EXERCISE DESCRIPTION => Copy the material from the line containing "table-separator: ---- ---------- ------------- ----------…" through the line containing "summary-secure-bindings: Total secure" word for word.

INPUT ROWS =>

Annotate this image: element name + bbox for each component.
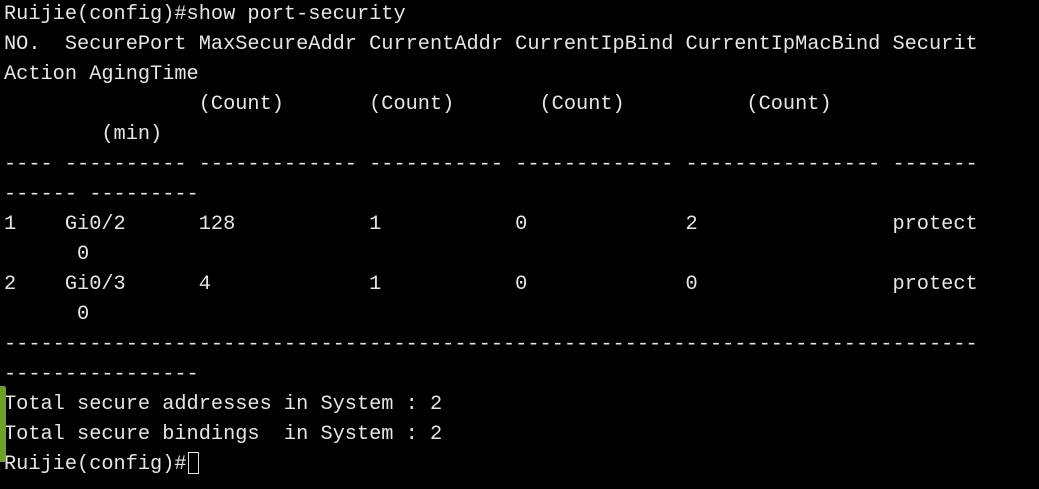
table-separator: ---- ---------- ------------- ----------… [4,153,978,176]
table-header-row: NO. SecurePort MaxSecureAddr CurrentAddr… [4,33,978,56]
table-row: 2 Gi0/3 4 1 0 0 protect [4,273,978,296]
table-row: 1 Gi0/2 128 1 0 2 protect [4,213,978,236]
window-edge-marker [0,386,6,462]
summary-secure-bindings: Total secure bindings in System : 2 [4,423,443,446]
command-prompt-line[interactable]: Ruijie(config)# [4,450,1039,480]
command-prompt: Ruijie(config)# [4,453,187,476]
table-separator-wrap: ------ --------- [4,183,199,206]
table-units-row-wrap: (min) [4,123,163,146]
text-cursor[interactable] [187,452,199,474]
terminal-line-command: Ruijie(config)#show port-security [4,3,406,26]
table-units-row: (Count) (Count) (Count) (Count) [4,93,832,116]
table-header-row-wrap: Action AgingTime [4,63,199,86]
table-row-wrap: 0 [4,303,90,326]
table-footer-separator-wrap: ---------------- [4,363,199,386]
terminal-window[interactable]: Ruijie(config)#show port-security NO. Se… [4,0,1039,489]
table-footer-separator: ----------------------------------------… [4,333,978,356]
summary-secure-addresses: Total secure addresses in System : 2 [4,393,443,416]
table-row-wrap: 0 [4,243,90,266]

RESULT OF THIS EXERCISE =>
table-separator: ---- ---------- ------------- ----------… [4,153,978,176]
table-header-row: NO. SecurePort MaxSecureAddr CurrentAddr… [4,33,978,56]
table-row: 2 Gi0/3 4 1 0 0 protect [4,273,978,296]
table-row: 1 Gi0/2 128 1 0 2 protect [4,213,978,236]
window-edge-marker [0,386,6,462]
summary-secure-bindings: Total secure bindings in System : 2 [4,423,443,446]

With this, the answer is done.